--- What to produce ---
How many lines in the records below contain the word "University"? Give only the number.

start Data records

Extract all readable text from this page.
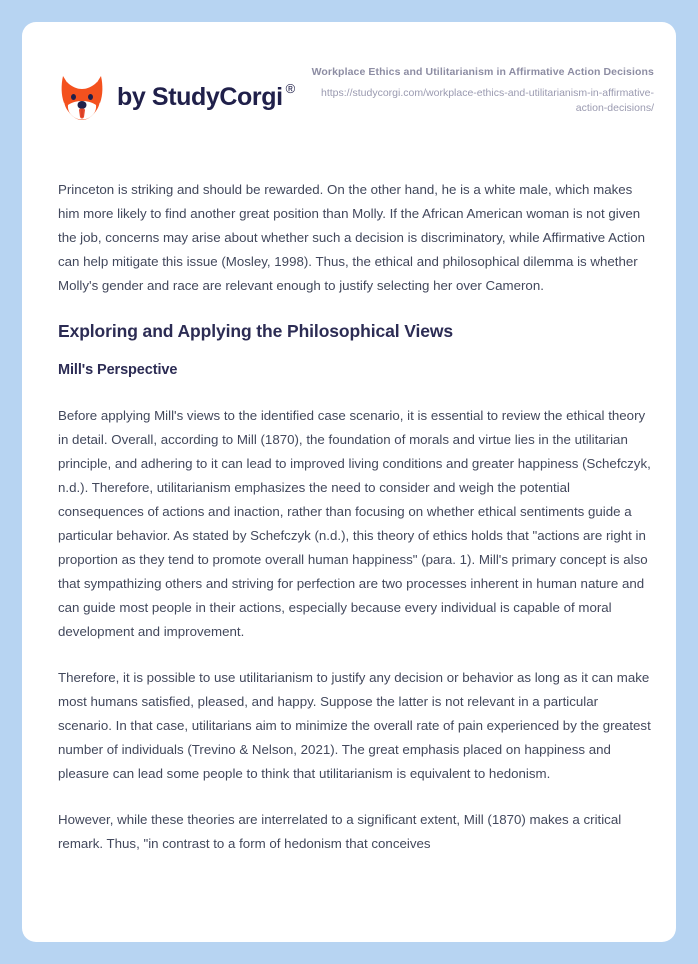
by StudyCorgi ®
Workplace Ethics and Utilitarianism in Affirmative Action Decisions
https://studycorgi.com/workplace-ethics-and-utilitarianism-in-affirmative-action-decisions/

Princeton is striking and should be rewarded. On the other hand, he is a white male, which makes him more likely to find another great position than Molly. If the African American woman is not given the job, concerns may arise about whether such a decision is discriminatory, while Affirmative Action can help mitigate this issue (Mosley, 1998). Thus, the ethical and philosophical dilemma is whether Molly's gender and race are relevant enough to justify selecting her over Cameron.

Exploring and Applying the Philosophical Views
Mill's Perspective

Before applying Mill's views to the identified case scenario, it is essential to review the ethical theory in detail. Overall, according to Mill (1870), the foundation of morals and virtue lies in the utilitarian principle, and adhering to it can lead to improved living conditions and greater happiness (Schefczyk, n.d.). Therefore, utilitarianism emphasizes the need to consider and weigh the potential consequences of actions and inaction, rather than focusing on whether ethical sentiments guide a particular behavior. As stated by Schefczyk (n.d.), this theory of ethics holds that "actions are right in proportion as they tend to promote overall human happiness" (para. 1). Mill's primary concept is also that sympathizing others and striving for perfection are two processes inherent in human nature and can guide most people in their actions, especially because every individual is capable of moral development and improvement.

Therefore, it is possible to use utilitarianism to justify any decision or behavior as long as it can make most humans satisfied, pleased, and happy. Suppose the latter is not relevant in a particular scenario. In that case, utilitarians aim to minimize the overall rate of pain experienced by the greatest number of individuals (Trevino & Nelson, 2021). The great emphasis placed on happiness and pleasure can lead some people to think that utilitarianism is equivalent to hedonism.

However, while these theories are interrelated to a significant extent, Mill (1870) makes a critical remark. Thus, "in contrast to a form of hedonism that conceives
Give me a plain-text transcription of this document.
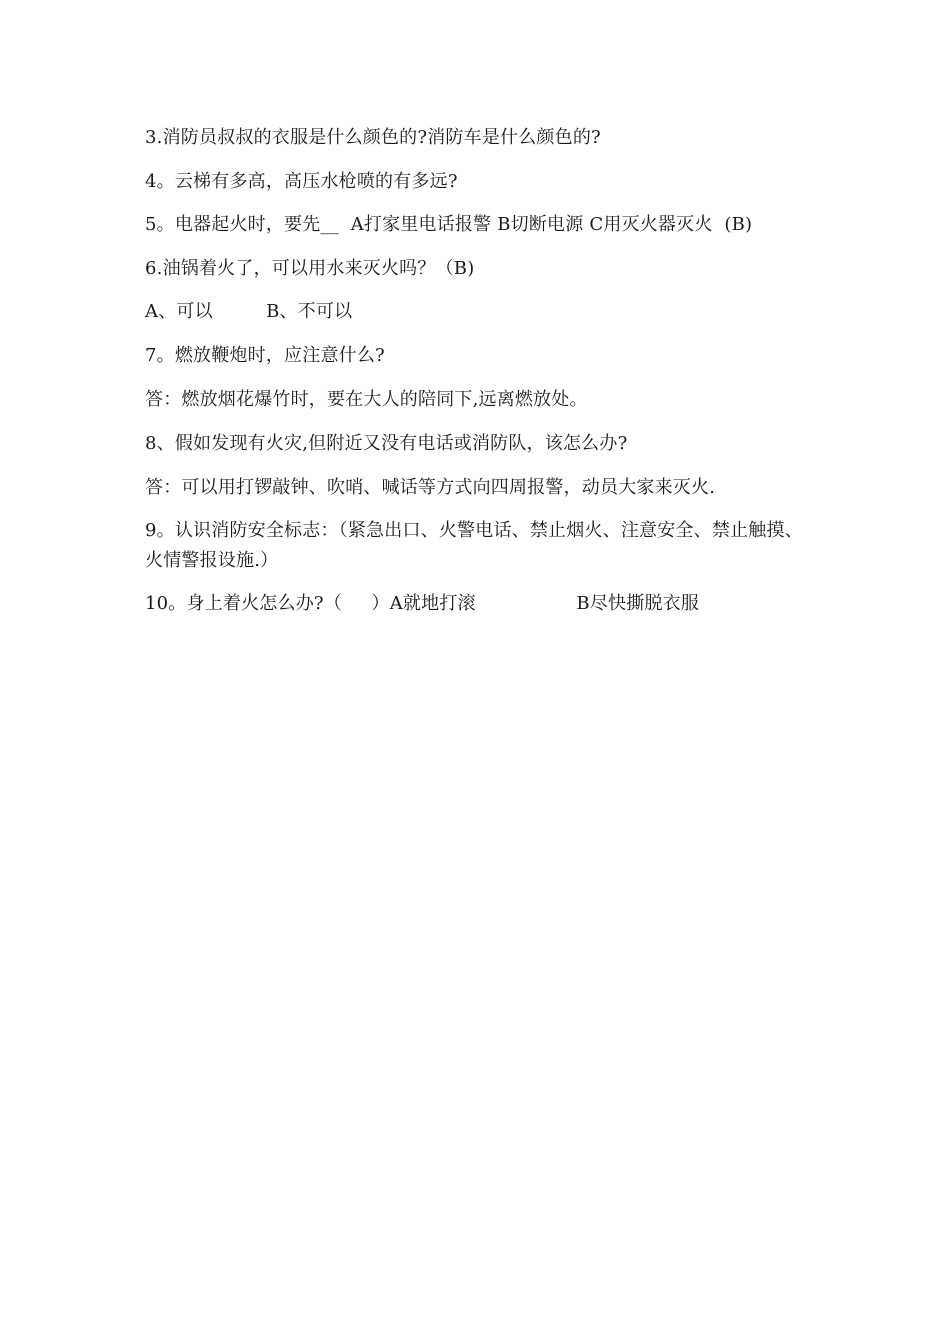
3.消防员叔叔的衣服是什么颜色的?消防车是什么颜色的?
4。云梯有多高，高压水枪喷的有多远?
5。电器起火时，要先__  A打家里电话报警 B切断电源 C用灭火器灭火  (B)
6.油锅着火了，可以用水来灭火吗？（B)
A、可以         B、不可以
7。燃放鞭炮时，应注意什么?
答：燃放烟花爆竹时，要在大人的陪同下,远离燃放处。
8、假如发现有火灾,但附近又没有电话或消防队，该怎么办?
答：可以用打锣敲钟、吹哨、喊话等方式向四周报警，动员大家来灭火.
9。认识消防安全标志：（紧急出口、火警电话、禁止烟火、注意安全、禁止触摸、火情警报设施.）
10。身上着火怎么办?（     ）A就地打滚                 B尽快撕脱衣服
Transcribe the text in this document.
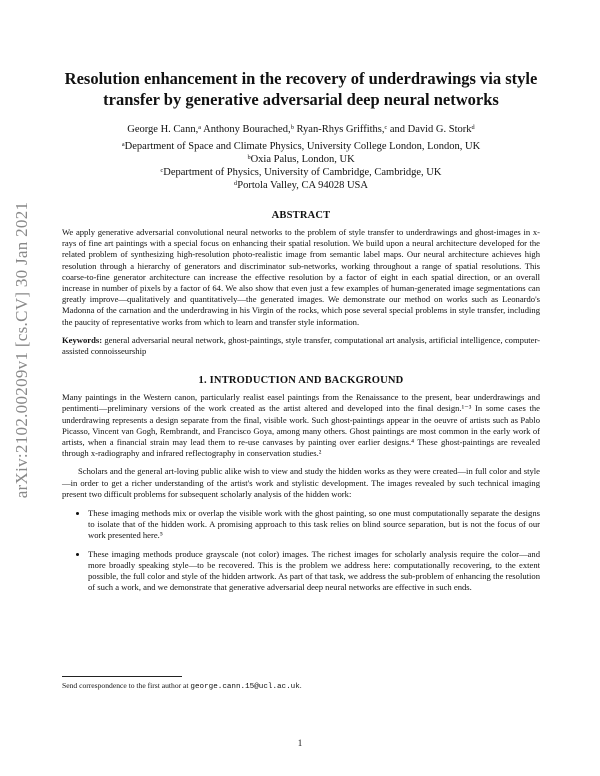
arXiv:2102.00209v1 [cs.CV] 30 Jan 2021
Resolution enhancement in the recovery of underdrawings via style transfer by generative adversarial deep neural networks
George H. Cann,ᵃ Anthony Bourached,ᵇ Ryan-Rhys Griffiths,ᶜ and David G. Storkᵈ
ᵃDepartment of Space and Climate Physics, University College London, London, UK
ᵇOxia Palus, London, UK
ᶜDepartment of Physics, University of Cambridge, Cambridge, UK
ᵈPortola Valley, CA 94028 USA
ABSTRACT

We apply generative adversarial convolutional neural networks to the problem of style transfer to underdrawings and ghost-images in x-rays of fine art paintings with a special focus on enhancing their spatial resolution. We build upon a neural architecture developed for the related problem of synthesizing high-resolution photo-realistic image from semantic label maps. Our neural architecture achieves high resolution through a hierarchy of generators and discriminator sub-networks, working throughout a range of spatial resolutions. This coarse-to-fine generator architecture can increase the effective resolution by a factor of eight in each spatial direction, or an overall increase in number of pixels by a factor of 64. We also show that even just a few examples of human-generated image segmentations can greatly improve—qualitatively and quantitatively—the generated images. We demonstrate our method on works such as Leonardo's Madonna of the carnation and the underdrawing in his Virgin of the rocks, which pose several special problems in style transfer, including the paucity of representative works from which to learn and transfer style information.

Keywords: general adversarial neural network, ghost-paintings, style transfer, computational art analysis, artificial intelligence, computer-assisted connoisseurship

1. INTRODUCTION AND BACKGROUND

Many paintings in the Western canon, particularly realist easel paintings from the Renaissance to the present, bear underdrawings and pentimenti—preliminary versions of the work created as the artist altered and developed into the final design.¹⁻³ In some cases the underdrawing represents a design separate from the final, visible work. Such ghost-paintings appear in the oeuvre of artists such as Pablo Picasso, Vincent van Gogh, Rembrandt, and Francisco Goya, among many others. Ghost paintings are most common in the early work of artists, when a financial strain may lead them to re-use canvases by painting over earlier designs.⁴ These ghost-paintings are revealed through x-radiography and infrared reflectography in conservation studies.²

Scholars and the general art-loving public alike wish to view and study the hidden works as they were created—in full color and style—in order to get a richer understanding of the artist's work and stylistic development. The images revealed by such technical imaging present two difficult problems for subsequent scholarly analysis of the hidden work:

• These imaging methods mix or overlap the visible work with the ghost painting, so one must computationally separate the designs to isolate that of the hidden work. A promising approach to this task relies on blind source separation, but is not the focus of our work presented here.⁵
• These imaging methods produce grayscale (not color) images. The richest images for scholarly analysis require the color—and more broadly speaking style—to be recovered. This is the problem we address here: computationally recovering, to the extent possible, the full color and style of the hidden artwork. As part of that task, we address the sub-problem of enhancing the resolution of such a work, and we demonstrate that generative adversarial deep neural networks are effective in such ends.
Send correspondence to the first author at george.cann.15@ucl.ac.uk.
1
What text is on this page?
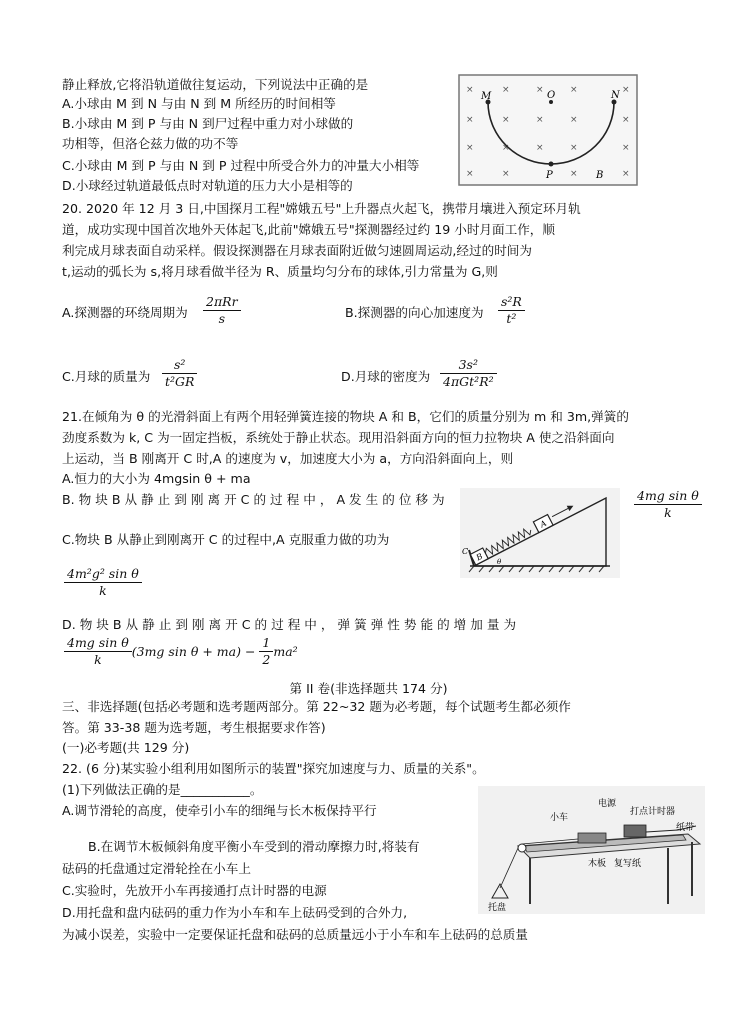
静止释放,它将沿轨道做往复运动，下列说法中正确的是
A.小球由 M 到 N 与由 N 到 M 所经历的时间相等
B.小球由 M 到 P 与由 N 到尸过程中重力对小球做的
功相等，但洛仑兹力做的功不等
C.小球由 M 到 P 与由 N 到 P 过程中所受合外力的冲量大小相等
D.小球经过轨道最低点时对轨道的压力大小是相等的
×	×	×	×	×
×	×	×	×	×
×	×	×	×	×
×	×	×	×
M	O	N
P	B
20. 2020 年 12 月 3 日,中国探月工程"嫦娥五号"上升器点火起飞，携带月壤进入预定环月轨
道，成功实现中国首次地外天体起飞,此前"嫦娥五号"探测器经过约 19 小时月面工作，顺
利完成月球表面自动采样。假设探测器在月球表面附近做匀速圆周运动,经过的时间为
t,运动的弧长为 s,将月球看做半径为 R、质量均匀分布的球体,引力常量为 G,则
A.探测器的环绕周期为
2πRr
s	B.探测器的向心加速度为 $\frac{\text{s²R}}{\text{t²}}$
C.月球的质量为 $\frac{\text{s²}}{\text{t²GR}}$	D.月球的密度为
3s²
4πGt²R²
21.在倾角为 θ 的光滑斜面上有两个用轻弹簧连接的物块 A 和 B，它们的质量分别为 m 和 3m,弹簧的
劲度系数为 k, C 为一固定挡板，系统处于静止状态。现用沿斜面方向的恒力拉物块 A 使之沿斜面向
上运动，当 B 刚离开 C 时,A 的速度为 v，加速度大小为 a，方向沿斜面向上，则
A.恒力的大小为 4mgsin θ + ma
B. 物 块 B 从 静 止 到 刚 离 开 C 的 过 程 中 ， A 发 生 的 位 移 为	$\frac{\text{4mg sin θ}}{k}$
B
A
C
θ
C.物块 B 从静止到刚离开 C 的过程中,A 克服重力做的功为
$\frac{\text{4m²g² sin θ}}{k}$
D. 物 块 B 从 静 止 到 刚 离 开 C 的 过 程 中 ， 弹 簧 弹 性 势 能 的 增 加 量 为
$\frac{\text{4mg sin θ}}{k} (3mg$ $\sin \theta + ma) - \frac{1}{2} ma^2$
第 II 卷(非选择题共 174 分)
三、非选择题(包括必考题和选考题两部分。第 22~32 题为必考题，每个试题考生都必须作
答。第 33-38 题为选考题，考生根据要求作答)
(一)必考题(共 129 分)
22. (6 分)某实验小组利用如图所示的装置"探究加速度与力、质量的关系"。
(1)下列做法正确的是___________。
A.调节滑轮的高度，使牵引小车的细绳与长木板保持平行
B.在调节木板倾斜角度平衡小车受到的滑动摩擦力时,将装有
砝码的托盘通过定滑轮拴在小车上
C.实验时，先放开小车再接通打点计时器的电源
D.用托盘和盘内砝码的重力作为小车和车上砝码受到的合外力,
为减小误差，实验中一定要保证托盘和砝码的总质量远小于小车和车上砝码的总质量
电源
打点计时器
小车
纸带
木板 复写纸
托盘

end Data records

--- Solution for this exercise ---
2